Data extracted from a collection:
— Start —

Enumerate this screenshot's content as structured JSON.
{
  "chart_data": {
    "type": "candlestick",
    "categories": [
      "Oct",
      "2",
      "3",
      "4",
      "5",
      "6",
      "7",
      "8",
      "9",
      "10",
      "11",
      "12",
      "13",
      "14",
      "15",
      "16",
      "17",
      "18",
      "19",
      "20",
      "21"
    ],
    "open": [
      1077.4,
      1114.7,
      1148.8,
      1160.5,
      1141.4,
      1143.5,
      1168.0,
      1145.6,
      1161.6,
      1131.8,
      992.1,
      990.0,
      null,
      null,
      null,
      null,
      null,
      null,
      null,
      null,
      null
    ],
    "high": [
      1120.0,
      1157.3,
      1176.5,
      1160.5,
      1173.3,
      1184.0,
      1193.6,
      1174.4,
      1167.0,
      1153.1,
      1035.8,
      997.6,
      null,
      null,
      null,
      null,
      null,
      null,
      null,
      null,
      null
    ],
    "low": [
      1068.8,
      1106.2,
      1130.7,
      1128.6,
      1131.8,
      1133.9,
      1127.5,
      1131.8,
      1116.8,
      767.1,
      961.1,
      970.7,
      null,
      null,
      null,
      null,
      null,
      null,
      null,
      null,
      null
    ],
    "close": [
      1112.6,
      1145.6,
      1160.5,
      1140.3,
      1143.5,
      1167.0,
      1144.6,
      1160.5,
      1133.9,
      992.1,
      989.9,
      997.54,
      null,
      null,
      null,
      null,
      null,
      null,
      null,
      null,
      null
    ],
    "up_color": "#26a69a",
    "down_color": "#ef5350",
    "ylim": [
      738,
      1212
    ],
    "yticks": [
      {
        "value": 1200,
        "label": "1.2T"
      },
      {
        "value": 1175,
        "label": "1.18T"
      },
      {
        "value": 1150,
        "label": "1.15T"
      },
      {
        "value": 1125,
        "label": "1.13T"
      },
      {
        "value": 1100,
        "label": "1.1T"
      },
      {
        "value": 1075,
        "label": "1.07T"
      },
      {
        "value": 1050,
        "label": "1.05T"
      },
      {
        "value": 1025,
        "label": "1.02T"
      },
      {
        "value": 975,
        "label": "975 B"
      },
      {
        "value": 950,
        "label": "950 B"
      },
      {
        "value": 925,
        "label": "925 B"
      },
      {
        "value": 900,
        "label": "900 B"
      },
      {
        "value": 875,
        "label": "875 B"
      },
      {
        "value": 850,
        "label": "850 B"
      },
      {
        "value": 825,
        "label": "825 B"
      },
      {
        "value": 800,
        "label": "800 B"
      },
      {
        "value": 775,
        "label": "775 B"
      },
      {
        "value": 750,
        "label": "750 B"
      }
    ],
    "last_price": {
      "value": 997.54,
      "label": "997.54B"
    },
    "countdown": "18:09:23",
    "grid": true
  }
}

— End —

DIRECTIVE – Please set down each line of the records exactly as given.

OUTPUT FOR THIS TASK –
Enumerate this screenshot's content as structured JSON.
{
  "chart_data": {
    "type": "candlestick",
    "categories": [
      "Oct",
      "2",
      "3",
      "4",
      "5",
      "6",
      "7",
      "8",
      "9",
      "10",
      "11",
      "12",
      "13",
      "14",
      "15",
      "16",
      "17",
      "18",
      "19",
      "20",
      "21"
    ],
    "open": [
      1077.4,
      1114.7,
      1148.8,
      1160.5,
      1141.4,
      1143.5,
      1168.0,
      1145.6,
      1161.6,
      1131.8,
      992.1,
      990.0,
      null,
      null,
      null,
      null,
      null,
      null,
      null,
      null,
      null
    ],
    "high": [
      1120.0,
      1157.3,
      1176.5,
      1160.5,
      1173.3,
      1184.0,
      1193.6,
      1174.4,
      1167.0,
      1153.1,
      1035.8,
      997.6,
      null,
      null,
      null,
      null,
      null,
      null,
      null,
      null,
      null
    ],
    "low": [
      1068.8,
      1106.2,
      1130.7,
      1128.6,
      1131.8,
      1133.9,
      1127.5,
      1131.8,
      1116.8,
      767.1,
      961.1,
      970.7,
      null,
      null,
      null,
      null,
      null,
      null,
      null,
      null,
      null
    ],
    "close": [
      1112.6,
      1145.6,
      1160.5,
      1140.3,
      1143.5,
      1167.0,
      1144.6,
      1160.5,
      1133.9,
      992.1,
      989.9,
      997.54,
      null,
      null,
      null,
      null,
      null,
      null,
      null,
      null,
      null
    ],
    "up_color": "#26a69a",
    "down_color": "#ef5350",
    "ylim": [
      738,
      1212
    ],
    "yticks": [
      {
        "value": 1200,
        "label": "1.2T"
      },
      {
        "value": 1175,
        "label": "1.18T"
      },
      {
        "value": 1150,
        "label": "1.15T"
      },
      {
        "value": 1125,
        "label": "1.13T"
      },
      {
        "value": 1100,
        "label": "1.1T"
      },
      {
        "value": 1075,
        "label": "1.07T"
      },
      {
        "value": 1050,
        "label": "1.05T"
      },
      {
        "value": 1025,
        "label": "1.02T"
      },
      {
        "value": 975,
        "label": "975 B"
      },
      {
        "value": 950,
        "label": "950 B"
      },
      {
        "value": 925,
        "label": "925 B"
      },
      {
        "value": 900,
        "label": "900 B"
      },
      {
        "value": 875,
        "label": "875 B"
      },
      {
        "value": 850,
        "label": "850 B"
      },
      {
        "value": 825,
        "label": "825 B"
      },
      {
        "value": 800,
        "label": "800 B"
      },
      {
        "value": 775,
        "label": "775 B"
      },
      {
        "value": 750,
        "label": "750 B"
      }
    ],
    "last_price": {
      "value": 997.54,
      "label": "997.54B"
    },
    "countdown": "18:09:23",
    "grid": true
  }
}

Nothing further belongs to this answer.